### AIM
Go through the entries one line at a time, and gather every line that has the word "открытия".

### MATERIAL TO PROCESS
____
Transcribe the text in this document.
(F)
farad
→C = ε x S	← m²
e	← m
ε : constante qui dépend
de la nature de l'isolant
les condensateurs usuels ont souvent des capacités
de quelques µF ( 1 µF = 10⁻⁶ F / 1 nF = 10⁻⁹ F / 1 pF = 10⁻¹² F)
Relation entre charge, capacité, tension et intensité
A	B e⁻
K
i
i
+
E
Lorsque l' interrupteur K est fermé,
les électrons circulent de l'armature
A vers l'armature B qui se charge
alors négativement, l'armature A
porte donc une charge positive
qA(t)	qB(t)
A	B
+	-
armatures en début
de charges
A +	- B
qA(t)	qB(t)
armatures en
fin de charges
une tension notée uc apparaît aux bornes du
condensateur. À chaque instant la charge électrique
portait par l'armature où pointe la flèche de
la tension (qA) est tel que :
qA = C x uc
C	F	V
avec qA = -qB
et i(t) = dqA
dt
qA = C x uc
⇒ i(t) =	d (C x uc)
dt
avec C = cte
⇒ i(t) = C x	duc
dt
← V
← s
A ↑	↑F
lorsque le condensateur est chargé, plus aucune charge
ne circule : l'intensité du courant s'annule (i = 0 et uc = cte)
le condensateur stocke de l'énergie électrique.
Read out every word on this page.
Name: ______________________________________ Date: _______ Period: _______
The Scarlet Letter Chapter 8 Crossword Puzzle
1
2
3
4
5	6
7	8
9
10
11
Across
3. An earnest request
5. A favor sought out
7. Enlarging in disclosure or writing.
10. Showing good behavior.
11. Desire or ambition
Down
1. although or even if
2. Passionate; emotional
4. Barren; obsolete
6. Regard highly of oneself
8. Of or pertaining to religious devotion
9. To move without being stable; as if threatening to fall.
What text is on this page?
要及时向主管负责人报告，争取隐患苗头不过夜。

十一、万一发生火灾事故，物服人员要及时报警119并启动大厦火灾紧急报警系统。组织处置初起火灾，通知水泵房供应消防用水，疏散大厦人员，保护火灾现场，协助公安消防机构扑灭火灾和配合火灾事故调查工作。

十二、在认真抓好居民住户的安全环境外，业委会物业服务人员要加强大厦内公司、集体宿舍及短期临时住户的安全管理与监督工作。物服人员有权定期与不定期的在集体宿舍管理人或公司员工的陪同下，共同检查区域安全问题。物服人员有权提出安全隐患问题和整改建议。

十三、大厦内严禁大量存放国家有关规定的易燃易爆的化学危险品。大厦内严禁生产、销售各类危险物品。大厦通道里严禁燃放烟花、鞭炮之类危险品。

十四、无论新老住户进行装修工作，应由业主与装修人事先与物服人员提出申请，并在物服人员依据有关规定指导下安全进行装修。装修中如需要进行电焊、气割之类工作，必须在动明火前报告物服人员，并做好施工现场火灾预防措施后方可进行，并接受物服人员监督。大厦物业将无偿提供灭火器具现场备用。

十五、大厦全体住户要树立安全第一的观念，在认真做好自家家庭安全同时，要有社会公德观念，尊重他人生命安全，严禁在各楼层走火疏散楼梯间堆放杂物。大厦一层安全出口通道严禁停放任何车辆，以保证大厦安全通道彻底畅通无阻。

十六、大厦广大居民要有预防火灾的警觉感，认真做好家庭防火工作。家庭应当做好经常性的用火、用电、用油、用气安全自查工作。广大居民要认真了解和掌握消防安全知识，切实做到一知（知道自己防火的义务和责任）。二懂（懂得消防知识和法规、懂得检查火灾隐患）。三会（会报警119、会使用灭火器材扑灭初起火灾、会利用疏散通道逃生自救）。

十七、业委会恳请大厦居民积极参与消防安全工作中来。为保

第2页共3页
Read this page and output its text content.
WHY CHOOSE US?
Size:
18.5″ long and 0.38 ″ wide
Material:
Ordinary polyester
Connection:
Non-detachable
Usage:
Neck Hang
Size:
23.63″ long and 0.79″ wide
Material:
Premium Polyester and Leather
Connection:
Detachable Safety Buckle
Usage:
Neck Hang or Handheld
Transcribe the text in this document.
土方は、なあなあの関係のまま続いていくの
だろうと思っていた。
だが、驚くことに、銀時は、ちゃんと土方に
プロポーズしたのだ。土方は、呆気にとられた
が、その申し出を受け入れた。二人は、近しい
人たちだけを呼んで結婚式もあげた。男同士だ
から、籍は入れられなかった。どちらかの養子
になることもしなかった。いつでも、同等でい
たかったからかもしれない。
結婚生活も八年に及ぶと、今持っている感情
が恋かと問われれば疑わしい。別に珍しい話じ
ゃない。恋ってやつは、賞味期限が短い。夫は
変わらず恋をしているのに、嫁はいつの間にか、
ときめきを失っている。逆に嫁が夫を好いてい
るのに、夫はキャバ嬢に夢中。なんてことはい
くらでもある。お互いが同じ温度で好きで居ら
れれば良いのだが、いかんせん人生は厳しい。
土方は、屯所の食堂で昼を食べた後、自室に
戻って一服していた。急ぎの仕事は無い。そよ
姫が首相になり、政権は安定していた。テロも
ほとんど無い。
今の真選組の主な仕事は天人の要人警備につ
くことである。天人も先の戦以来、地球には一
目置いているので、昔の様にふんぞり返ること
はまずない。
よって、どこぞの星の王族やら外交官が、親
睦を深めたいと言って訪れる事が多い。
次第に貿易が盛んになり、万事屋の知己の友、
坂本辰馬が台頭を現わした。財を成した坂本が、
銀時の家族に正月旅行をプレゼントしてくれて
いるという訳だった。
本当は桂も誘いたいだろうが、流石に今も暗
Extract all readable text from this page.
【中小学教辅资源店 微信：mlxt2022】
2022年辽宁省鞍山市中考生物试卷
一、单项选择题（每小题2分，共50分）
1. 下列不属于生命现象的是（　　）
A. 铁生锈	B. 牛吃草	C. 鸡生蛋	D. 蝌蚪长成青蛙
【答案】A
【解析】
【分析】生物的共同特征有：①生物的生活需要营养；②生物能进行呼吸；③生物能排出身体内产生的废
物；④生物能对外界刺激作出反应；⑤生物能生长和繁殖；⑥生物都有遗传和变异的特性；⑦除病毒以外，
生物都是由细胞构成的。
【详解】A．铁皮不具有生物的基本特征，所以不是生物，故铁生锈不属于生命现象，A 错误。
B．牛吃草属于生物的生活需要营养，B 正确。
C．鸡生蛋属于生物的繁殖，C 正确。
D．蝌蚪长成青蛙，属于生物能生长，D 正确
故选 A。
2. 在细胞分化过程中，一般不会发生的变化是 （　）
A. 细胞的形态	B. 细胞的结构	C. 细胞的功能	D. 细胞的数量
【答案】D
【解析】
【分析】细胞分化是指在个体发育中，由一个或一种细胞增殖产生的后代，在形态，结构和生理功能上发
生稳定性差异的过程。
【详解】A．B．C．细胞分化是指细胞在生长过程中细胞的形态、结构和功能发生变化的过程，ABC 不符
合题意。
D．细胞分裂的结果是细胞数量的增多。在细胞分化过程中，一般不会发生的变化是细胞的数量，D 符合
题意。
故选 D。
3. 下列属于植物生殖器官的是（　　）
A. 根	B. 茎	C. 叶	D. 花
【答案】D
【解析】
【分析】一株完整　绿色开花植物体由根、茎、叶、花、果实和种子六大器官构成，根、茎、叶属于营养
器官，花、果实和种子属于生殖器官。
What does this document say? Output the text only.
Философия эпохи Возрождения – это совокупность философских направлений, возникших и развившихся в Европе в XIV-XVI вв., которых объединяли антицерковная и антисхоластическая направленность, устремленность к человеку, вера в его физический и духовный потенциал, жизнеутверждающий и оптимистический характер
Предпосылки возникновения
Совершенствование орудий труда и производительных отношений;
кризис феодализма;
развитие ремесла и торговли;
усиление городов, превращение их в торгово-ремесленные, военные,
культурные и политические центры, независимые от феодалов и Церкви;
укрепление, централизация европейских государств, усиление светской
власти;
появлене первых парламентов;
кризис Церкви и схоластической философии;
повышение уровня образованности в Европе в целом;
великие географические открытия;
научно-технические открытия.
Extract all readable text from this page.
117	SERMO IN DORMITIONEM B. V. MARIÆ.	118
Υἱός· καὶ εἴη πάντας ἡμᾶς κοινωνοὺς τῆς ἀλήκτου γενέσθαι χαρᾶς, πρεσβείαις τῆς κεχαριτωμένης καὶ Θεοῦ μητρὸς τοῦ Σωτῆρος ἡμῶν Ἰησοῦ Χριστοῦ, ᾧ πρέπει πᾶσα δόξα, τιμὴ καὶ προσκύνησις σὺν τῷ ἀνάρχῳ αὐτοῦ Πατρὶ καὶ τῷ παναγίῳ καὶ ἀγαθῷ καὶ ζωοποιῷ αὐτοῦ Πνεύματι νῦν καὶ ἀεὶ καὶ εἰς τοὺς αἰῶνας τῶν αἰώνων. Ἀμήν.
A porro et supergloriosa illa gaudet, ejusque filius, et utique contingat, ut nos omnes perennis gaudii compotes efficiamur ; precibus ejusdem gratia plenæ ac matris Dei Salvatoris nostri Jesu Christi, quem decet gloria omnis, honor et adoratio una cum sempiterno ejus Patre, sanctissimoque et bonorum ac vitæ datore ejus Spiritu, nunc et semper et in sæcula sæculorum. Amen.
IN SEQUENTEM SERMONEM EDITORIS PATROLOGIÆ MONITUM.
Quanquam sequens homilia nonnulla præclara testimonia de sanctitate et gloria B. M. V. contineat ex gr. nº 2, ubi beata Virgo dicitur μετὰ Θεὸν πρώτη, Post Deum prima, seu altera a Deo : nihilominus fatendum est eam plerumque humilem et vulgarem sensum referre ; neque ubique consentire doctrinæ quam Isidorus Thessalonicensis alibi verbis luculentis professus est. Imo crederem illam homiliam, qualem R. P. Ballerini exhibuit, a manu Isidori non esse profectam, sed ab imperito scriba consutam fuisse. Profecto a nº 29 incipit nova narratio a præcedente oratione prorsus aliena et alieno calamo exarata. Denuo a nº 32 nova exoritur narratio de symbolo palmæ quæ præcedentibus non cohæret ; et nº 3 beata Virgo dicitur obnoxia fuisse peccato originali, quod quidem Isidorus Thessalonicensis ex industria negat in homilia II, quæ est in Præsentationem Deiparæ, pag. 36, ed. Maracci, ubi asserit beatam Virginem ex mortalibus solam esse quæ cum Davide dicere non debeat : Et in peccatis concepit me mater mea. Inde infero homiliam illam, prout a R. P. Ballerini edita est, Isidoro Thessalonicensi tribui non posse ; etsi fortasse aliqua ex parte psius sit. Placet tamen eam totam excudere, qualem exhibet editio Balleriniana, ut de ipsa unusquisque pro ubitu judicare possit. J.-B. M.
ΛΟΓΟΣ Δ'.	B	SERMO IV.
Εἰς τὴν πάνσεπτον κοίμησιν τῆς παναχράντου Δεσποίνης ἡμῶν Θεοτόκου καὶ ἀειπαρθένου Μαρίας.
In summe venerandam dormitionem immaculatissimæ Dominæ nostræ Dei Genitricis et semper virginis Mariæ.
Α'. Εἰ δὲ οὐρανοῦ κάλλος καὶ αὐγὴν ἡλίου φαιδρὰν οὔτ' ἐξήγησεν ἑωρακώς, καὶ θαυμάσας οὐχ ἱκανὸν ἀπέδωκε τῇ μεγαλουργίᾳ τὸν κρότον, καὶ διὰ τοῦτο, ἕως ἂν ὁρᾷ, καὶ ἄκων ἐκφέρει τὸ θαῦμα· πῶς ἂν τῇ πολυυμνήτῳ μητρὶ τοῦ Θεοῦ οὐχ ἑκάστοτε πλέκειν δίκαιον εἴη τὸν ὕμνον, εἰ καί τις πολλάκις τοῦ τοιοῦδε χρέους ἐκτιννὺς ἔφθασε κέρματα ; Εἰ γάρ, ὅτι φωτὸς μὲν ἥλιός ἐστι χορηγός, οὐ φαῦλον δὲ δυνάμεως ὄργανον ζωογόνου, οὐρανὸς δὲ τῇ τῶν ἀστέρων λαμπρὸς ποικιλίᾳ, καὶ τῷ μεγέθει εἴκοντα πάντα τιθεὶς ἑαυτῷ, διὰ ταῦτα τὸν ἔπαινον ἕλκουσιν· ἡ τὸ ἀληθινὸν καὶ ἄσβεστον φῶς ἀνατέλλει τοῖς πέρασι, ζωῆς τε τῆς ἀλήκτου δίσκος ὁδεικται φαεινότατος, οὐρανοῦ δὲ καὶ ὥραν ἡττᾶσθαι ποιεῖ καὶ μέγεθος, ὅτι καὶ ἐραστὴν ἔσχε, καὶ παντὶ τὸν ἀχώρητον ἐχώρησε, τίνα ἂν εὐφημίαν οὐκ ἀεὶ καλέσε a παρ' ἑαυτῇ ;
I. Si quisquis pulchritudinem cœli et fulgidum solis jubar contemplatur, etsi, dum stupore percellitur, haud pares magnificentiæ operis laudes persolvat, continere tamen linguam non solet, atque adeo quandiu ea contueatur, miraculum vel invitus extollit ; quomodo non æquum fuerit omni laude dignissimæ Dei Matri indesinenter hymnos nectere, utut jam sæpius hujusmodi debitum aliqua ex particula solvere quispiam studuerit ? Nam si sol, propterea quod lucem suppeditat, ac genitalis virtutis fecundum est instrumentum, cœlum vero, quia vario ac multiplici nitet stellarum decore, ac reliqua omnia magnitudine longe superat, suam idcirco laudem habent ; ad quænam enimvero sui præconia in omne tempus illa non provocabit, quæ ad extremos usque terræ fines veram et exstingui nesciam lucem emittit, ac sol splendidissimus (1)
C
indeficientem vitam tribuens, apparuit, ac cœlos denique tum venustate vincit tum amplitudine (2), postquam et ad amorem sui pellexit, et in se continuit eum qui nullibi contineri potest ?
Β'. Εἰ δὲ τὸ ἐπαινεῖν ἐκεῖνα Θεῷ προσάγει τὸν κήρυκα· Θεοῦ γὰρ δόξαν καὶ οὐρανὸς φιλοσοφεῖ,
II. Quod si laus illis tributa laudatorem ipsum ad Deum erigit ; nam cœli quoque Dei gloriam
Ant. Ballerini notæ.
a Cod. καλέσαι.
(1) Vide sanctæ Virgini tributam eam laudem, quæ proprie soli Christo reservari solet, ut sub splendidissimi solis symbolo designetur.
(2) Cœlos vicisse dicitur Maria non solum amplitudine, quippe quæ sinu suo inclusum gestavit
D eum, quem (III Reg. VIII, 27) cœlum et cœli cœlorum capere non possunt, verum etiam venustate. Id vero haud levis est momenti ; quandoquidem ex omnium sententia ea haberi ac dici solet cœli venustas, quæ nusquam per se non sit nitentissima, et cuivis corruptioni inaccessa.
____
### ANSWER
великие географические открытия;
научно-технические открытия.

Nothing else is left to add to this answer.